Raw records:

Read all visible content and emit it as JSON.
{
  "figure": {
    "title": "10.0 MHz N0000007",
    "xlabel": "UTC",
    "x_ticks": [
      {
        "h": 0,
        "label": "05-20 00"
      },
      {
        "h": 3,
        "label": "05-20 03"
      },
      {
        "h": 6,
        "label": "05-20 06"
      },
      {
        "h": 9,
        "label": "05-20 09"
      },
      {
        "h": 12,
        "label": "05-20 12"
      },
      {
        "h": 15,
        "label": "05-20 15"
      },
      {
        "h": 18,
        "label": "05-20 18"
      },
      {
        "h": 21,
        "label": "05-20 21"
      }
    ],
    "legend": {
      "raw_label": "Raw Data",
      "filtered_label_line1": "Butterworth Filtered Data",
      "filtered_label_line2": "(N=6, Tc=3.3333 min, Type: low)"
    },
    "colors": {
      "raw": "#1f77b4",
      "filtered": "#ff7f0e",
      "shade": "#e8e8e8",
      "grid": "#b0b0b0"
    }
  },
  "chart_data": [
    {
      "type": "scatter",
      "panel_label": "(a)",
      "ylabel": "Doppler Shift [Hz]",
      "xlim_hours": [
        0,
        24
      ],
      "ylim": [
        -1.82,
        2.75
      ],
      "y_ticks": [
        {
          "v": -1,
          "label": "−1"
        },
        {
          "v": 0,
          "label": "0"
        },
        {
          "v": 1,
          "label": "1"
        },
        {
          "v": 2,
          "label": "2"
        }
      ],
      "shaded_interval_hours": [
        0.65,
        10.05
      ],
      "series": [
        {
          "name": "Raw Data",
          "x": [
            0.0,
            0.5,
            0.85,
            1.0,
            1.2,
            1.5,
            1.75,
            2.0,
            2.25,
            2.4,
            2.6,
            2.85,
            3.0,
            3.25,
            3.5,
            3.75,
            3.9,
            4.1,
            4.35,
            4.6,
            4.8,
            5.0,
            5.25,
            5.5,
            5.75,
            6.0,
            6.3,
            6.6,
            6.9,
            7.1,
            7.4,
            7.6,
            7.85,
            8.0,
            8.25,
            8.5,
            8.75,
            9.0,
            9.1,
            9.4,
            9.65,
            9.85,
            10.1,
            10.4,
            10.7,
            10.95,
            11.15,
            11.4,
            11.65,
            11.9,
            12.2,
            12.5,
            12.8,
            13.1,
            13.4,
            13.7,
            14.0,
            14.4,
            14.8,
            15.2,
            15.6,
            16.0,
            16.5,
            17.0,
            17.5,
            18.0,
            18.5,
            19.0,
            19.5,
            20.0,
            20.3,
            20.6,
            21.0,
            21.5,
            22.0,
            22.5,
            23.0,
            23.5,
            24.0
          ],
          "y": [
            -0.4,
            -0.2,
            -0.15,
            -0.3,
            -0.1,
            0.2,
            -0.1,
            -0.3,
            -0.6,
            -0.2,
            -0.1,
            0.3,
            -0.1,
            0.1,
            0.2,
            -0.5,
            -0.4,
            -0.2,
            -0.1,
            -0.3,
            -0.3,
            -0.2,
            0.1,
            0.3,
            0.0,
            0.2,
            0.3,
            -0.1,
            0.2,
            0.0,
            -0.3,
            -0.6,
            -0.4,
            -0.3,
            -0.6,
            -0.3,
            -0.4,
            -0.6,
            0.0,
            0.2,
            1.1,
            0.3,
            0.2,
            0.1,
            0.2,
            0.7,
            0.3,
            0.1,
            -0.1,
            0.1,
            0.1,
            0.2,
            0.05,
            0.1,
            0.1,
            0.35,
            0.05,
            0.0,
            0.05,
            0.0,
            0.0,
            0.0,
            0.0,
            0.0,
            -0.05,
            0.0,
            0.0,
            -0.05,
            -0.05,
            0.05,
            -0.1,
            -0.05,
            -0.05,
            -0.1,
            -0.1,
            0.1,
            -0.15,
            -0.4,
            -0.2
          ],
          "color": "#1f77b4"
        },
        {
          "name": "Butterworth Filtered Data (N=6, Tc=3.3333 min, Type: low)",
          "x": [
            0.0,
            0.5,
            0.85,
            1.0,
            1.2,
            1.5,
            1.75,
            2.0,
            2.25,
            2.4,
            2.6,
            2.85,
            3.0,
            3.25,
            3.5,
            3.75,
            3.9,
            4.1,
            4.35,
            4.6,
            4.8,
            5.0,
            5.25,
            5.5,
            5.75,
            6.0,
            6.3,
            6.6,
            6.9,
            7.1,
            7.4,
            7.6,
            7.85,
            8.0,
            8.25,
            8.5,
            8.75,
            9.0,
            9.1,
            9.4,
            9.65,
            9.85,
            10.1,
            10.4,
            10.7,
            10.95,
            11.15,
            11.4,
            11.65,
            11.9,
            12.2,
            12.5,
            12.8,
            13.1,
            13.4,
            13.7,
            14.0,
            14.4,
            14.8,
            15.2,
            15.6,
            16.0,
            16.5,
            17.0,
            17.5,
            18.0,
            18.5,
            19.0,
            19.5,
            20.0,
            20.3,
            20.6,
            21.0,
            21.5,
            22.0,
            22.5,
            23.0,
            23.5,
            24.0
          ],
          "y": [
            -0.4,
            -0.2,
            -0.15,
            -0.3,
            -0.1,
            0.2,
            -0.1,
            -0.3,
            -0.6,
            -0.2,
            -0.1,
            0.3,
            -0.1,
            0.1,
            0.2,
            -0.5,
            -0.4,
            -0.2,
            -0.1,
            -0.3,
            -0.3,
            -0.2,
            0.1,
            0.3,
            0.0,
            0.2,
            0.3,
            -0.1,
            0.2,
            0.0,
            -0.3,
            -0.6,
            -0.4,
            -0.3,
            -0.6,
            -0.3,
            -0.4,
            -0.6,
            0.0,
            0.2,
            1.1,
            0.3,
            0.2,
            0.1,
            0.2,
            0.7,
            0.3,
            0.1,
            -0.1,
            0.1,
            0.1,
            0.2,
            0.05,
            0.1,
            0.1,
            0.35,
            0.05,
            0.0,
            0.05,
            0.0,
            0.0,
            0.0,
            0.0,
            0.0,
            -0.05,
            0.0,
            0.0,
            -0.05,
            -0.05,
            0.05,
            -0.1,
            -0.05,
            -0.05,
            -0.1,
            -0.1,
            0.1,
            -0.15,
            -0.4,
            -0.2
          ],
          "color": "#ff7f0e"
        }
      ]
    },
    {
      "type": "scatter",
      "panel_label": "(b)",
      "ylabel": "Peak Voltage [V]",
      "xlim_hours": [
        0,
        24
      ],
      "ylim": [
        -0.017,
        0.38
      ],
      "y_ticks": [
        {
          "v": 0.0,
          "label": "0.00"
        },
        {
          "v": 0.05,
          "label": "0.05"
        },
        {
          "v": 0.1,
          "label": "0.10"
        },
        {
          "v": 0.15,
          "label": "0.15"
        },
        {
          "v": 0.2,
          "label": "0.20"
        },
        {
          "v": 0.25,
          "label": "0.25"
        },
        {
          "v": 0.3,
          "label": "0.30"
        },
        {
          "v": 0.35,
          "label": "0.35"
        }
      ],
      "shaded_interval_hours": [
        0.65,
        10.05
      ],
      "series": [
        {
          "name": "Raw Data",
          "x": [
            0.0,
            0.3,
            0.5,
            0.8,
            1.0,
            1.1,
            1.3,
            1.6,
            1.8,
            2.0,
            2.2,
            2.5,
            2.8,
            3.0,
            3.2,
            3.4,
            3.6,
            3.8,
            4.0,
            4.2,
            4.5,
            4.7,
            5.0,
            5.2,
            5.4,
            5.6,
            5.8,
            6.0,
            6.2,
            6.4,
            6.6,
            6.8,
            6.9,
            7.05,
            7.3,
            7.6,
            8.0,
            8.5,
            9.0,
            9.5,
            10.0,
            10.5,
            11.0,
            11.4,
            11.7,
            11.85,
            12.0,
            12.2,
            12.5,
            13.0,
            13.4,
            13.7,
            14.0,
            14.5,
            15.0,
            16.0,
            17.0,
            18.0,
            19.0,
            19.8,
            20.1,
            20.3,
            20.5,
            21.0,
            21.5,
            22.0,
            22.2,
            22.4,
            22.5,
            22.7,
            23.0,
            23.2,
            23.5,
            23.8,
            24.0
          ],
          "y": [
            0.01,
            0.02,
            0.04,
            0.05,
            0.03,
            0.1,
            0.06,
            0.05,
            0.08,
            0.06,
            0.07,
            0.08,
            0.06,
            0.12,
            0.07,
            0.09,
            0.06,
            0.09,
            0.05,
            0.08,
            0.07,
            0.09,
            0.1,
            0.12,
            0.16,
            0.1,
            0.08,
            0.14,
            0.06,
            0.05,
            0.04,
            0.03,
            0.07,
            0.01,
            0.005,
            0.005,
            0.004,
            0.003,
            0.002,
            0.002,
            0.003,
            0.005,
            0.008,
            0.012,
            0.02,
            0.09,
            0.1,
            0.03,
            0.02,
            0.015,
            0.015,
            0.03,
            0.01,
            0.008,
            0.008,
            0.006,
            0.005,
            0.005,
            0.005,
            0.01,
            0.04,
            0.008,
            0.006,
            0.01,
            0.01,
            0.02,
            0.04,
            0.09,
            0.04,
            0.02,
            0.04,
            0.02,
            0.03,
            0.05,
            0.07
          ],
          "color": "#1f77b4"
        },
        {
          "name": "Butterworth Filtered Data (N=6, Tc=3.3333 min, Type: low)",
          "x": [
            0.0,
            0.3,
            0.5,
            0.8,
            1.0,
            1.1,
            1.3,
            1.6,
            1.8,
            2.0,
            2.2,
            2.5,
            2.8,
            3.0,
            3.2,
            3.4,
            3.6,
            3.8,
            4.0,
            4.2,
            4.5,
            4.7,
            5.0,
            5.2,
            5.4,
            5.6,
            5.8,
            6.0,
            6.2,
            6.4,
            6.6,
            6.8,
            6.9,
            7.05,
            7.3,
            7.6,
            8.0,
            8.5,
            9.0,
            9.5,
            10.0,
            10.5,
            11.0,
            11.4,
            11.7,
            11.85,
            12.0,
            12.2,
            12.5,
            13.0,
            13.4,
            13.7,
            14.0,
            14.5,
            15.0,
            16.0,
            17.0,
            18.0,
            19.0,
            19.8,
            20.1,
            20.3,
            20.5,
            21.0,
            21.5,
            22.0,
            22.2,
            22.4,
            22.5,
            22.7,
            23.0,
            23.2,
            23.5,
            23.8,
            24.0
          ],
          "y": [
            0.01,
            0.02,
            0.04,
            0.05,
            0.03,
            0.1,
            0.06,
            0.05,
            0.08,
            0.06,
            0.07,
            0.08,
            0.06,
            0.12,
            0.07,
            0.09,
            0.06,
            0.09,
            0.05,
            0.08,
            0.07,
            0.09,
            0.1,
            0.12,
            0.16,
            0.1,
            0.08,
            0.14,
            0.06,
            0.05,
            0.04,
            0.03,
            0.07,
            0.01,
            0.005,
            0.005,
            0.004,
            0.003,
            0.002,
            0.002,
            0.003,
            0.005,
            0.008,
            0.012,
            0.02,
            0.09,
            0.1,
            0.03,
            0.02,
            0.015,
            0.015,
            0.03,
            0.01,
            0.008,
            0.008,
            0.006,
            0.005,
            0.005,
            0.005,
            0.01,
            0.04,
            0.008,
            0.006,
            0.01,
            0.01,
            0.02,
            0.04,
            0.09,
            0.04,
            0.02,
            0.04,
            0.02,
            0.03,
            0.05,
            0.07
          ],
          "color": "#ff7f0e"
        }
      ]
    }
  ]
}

The exercise —
State the number of lines in this listing that contain the string "ylabel", and add nothing else.

Solution to this exercise —
2